Copy out exactly the lines from the one containing "Parse this screenshot: output" to the end of the records below, both included, and nothing else.

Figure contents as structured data
———

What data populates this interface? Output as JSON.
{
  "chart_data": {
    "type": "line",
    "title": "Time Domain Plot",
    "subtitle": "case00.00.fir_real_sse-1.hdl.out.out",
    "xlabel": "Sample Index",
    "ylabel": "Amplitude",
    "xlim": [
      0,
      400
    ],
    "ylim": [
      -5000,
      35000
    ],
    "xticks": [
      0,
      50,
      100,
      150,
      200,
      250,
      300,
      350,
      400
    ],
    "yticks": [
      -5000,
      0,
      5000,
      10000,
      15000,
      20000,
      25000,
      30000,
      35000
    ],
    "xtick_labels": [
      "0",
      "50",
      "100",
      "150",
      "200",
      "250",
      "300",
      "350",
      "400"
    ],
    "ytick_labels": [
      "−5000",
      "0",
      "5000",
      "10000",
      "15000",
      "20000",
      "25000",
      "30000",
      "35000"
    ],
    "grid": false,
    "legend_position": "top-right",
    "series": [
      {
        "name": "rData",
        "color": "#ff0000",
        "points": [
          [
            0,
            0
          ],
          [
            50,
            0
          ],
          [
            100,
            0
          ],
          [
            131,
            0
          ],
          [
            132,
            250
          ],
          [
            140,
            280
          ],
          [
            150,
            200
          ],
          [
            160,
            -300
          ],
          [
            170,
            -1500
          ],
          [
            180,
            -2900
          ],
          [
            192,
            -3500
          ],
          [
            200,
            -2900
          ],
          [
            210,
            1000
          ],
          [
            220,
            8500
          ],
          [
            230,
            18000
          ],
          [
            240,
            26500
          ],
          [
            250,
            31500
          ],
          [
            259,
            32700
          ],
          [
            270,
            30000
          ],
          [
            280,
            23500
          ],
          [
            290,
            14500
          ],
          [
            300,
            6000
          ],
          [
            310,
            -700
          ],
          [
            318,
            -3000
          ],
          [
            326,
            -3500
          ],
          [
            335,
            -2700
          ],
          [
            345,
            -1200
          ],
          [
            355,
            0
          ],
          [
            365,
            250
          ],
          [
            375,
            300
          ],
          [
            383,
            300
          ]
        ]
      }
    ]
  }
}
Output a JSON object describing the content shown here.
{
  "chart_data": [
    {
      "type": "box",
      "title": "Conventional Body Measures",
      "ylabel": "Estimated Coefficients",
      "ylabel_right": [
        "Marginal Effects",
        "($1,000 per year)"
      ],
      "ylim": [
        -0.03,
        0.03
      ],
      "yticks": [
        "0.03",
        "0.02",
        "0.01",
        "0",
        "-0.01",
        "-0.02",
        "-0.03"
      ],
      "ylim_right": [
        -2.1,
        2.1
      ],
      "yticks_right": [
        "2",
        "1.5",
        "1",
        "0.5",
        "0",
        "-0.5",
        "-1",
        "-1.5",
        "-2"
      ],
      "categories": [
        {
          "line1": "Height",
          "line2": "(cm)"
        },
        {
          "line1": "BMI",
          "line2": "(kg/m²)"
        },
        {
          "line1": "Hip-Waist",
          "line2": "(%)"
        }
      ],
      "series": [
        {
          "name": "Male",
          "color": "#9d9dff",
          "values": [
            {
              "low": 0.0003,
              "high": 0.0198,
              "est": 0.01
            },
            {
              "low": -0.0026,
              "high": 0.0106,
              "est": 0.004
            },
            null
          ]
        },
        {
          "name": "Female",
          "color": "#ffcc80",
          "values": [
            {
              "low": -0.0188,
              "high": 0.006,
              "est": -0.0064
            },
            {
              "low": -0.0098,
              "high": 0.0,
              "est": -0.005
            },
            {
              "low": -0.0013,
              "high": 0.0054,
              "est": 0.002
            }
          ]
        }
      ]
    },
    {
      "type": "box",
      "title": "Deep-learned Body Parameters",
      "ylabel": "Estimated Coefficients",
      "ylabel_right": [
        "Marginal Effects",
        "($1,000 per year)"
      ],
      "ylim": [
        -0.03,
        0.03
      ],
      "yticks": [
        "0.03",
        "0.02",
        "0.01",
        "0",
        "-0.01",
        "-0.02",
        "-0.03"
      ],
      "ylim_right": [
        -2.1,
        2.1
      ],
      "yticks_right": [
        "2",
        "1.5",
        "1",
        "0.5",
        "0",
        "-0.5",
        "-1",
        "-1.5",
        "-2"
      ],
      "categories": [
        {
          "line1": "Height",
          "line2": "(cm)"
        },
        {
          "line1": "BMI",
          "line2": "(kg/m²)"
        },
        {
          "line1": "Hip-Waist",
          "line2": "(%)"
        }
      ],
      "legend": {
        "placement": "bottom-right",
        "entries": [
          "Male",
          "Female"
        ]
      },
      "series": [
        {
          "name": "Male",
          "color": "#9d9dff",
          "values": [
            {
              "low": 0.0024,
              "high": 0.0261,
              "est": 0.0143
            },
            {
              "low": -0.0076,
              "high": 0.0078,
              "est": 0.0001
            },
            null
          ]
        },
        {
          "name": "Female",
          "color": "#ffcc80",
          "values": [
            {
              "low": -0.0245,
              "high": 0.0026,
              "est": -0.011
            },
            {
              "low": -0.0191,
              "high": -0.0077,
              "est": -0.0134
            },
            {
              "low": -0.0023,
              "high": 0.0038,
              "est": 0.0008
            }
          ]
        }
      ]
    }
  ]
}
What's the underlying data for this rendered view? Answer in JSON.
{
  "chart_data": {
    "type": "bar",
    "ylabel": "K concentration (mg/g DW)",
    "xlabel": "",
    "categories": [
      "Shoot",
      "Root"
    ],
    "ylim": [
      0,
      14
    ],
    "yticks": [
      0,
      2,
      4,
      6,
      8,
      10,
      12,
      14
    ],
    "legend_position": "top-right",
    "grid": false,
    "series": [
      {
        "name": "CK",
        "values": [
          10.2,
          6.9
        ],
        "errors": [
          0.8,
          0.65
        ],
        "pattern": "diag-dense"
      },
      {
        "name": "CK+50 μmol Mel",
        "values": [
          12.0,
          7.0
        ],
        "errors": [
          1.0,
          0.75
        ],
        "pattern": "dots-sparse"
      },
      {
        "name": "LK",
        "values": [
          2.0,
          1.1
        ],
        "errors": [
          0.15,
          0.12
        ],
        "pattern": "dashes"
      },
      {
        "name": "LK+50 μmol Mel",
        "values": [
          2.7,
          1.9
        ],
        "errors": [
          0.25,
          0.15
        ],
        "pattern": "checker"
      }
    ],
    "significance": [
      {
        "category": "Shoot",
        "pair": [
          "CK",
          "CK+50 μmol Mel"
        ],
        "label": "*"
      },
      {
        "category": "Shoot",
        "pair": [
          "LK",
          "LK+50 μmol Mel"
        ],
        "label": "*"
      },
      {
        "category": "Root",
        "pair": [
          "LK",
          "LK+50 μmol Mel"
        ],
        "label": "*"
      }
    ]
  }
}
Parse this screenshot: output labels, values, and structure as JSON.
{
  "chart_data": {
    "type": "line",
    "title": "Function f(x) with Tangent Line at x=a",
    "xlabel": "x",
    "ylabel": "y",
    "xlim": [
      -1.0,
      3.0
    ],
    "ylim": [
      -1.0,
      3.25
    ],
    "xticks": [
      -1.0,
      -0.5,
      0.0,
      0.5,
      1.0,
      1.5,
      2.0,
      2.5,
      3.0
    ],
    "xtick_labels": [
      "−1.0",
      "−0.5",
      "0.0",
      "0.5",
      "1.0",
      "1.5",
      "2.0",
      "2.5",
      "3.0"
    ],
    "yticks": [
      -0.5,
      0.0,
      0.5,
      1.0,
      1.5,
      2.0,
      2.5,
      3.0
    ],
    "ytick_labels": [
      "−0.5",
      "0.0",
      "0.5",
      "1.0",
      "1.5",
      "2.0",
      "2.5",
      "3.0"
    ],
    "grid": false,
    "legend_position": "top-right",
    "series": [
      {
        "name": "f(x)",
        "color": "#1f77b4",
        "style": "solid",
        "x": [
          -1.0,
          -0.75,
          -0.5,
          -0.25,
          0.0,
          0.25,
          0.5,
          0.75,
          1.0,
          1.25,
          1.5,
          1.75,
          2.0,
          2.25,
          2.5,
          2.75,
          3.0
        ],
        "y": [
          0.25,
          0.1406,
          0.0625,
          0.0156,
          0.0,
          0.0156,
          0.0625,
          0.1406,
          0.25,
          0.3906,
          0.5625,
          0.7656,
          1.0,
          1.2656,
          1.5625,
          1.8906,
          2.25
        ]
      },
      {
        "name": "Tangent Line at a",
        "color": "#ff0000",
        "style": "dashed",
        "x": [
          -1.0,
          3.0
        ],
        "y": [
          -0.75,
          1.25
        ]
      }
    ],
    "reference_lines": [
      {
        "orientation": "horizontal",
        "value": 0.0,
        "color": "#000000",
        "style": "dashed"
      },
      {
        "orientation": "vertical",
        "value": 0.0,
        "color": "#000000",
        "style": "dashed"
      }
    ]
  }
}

———

=== SOLUTION FOR THIS PROBLEM ===
Parse this screenshot: output labels, values, and structure as JSON.
{
  "chart_data": {
    "type": "line",
    "title": "Function f(x) with Tangent Line at x=a",
    "xlabel": "x",
    "ylabel": "y",
    "xlim": [
      -1.0,
      3.0
    ],
    "ylim": [
      -1.0,
      3.25
    ],
    "xticks": [
      -1.0,
      -0.5,
      0.0,
      0.5,
      1.0,
      1.5,
      2.0,
      2.5,
      3.0
    ],
    "xtick_labels": [
      "−1.0",
      "−0.5",
      "0.0",
      "0.5",
      "1.0",
      "1.5",
      "2.0",
      "2.5",
      "3.0"
    ],
    "yticks": [
      -0.5,
      0.0,
      0.5,
      1.0,
      1.5,
      2.0,
      2.5,
      3.0
    ],
    "ytick_labels": [
      "−0.5",
      "0.0",
      "0.5",
      "1.0",
      "1.5",
      "2.0",
      "2.5",
      "3.0"
    ],
    "grid": false,
    "legend_position": "top-right",
    "series": [
      {
        "name": "f(x)",
        "color": "#1f77b4",
        "style": "solid",
        "x": [
          -1.0,
          -0.75,
          -0.5,
          -0.25,
          0.0,
          0.25,
          0.5,
          0.75,
          1.0,
          1.25,
          1.5,
          1.75,
          2.0,
          2.25,
          2.5,
          2.75,
          3.0
        ],
        "y": [
          0.25,
          0.1406,
          0.0625,
          0.0156,
          0.0,
          0.0156,
          0.0625,
          0.1406,
          0.25,
          0.3906,
          0.5625,
          0.7656,
          1.0,
          1.2656,
          1.5625,
          1.8906,
          2.25
        ]
      },
      {
        "name": "Tangent Line at a",
        "color": "#ff0000",
        "style": "dashed",
        "x": [
          -1.0,
          3.0
        ],
        "y": [
          -0.75,
          1.25
        ]
      }
    ],
    "reference_lines": [
      {
        "orientation": "horizontal",
        "value": 0.0,
        "color": "#000000",
        "style": "dashed"
      },
      {
        "orientation": "vertical",
        "value": 0.0,
        "color": "#000000",
        "style": "dashed"
      }
    ]
  }
}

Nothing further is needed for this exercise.